(Data extracted from a collection)
------------------------------------------------------------------------
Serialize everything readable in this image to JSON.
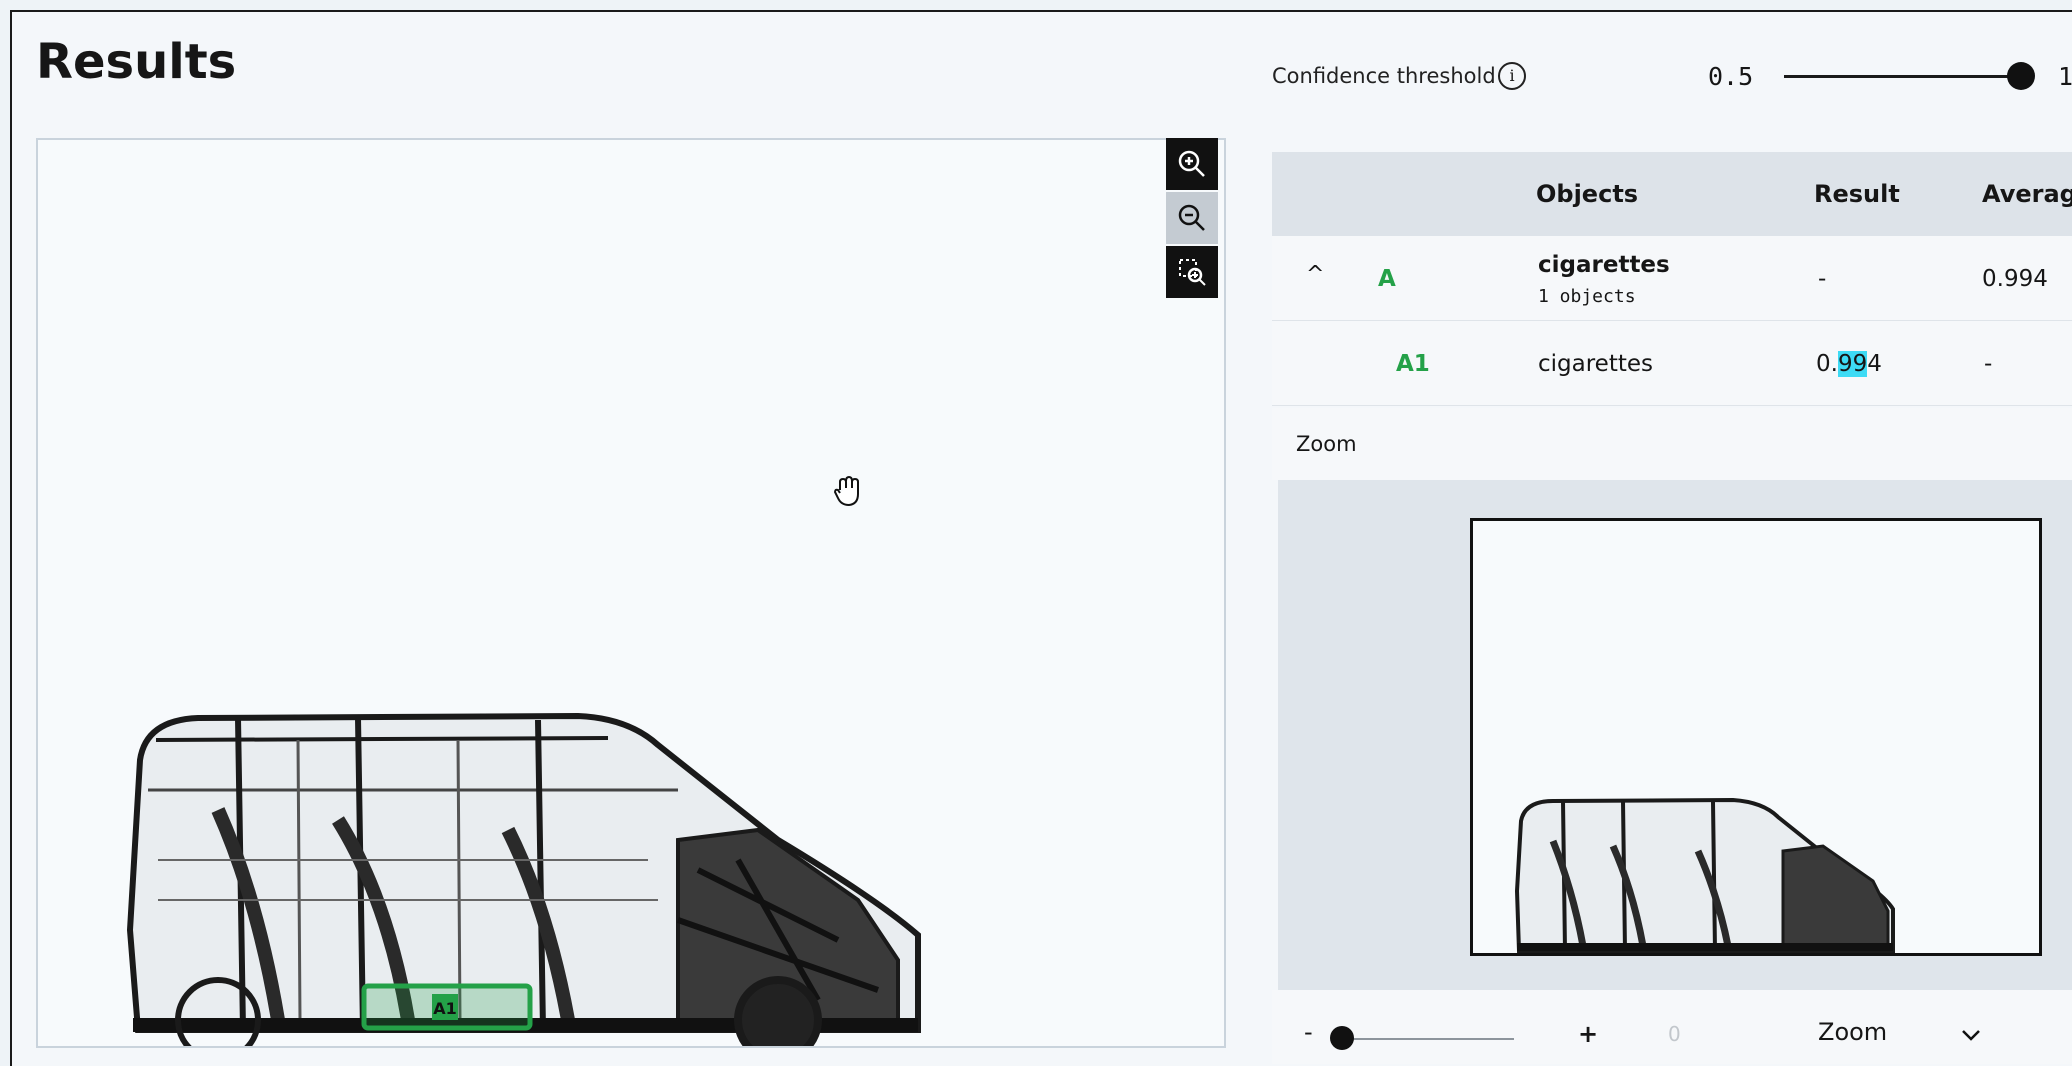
{
  "header": {
    "title": "Results"
  },
  "threshold": {
    "label": "Confidence threshold",
    "min": "0.5",
    "max": "1",
    "value": 1.0
  },
  "viewer": {
    "tools": [
      "zoom-in-icon",
      "zoom-out-icon",
      "zoom-to-selection-icon"
    ],
    "cursor_icon": "hand-grab-icon",
    "detection_label": "A1",
    "detection_color": "#24a148"
  },
  "table": {
    "headers": {
      "objects": "Objects",
      "result": "Result",
      "average": "Average"
    },
    "group": {
      "id": "A",
      "name": "cigarettes",
      "count": "1 objects",
      "result": "-",
      "average": "0.994"
    },
    "item": {
      "id": "A1",
      "name": "cigarettes",
      "result_pre": "0.",
      "result_hl": "99",
      "result_post": "4",
      "average": "-"
    }
  },
  "zoom": {
    "title": "Zoom",
    "minus": "-",
    "plus": "+",
    "value": "0",
    "dropdown": "Zoom",
    "slider_level": 0
  }
}
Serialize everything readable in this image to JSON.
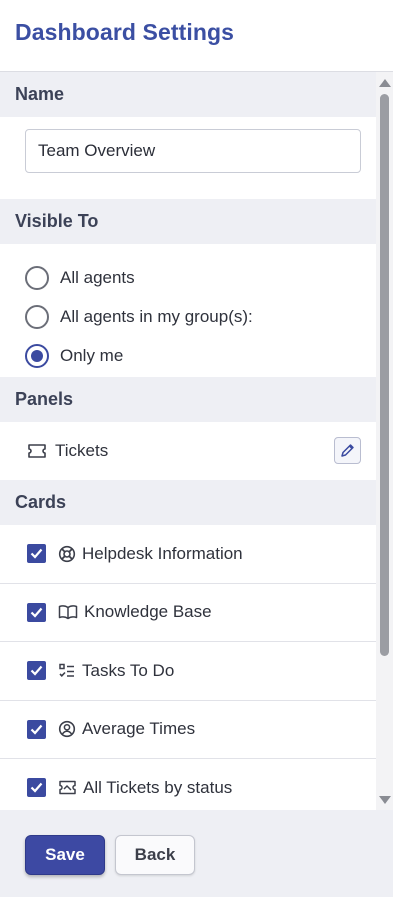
{
  "header": {
    "title": "Dashboard Settings"
  },
  "sections": {
    "name": {
      "title": "Name",
      "input_value": "Team Overview"
    },
    "visible_to": {
      "title": "Visible To",
      "options": [
        {
          "label": "All agents",
          "checked": false
        },
        {
          "label": "All agents in my group(s):",
          "checked": false
        },
        {
          "label": "Only me",
          "checked": true
        }
      ]
    },
    "panels": {
      "title": "Panels",
      "items": [
        {
          "label": "Tickets",
          "icon": "ticket-icon"
        }
      ]
    },
    "cards": {
      "title": "Cards",
      "items": [
        {
          "label": "Helpdesk Information",
          "icon": "lifebuoy-icon",
          "checked": true
        },
        {
          "label": "Knowledge Base",
          "icon": "book-icon",
          "checked": true
        },
        {
          "label": "Tasks To Do",
          "icon": "checklist-icon",
          "checked": true
        },
        {
          "label": "Average Times",
          "icon": "user-circle-icon",
          "checked": true
        },
        {
          "label": "All Tickets by status",
          "icon": "inbox-ticket-icon",
          "checked": true
        }
      ]
    }
  },
  "footer": {
    "save_label": "Save",
    "back_label": "Back"
  },
  "colors": {
    "accent": "#3b4aa0",
    "title": "#3b4fa3",
    "section_bg": "#eeeff4"
  }
}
------------------------------------------------------------------------
[TASK DESCRIPTION]
Repeat the records in full, exactly as they appear, without the pictures.

[WRITTEN RESPONSE]
Serialize everything readable in this image to JSON.
{
  "header": {
    "title": "Results"
  },
  "threshold": {
    "label": "Confidence threshold",
    "min": "0.5",
    "max": "1",
    "value": 1.0
  },
  "viewer": {
    "tools": [
      "zoom-in-icon",
      "zoom-out-icon",
      "zoom-to-selection-icon"
    ],
    "cursor_icon": "hand-grab-icon",
    "detection_label": "A1",
    "detection_color": "#24a148"
  },
  "table": {
    "headers": {
      "objects": "Objects",
      "result": "Result",
      "average": "Average"
    },
    "group": {
      "id": "A",
      "name": "cigarettes",
      "count": "1 objects",
      "result": "-",
      "average": "0.994"
    },
    "item": {
      "id": "A1",
      "name": "cigarettes",
      "result_pre": "0.",
      "result_hl": "99",
      "result_post": "4",
      "average": "-"
    }
  },
  "zoom": {
    "title": "Zoom",
    "minus": "-",
    "plus": "+",
    "value": "0",
    "dropdown": "Zoom",
    "slider_level": 0
  }
}
Serialize everything readable in this image to JSON.
{
  "header": {
    "title": "Dashboard Settings"
  },
  "sections": {
    "name": {
      "title": "Name",
      "input_value": "Team Overview"
    },
    "visible_to": {
      "title": "Visible To",
      "options": [
        {
          "label": "All agents",
          "checked": false
        },
        {
          "label": "All agents in my group(s):",
          "checked": false
        },
        {
          "label": "Only me",
          "checked": true
        }
      ]
    },
    "panels": {
      "title": "Panels",
      "items": [
        {
          "label": "Tickets",
          "icon": "ticket-icon"
        }
      ]
    },
    "cards": {
      "title": "Cards",
      "items": [
        {
          "label": "Helpdesk Information",
          "icon": "lifebuoy-icon",
          "checked": true
        },
        {
          "label": "Knowledge Base",
          "icon": "book-icon",
          "checked": true
        },
        {
          "label": "Tasks To Do",
          "icon": "checklist-icon",
          "checked": true
        },
        {
          "label": "Average Times",
          "icon": "user-circle-icon",
          "checked": true
        },
        {
          "label": "All Tickets by status",
          "icon": "inbox-ticket-icon",
          "checked": true
        }
      ]
    }
  },
  "footer": {
    "save_label": "Save",
    "back_label": "Back"
  },
  "colors": {
    "accent": "#3b4aa0",
    "title": "#3b4fa3",
    "section_bg": "#eeeff4"
  }
}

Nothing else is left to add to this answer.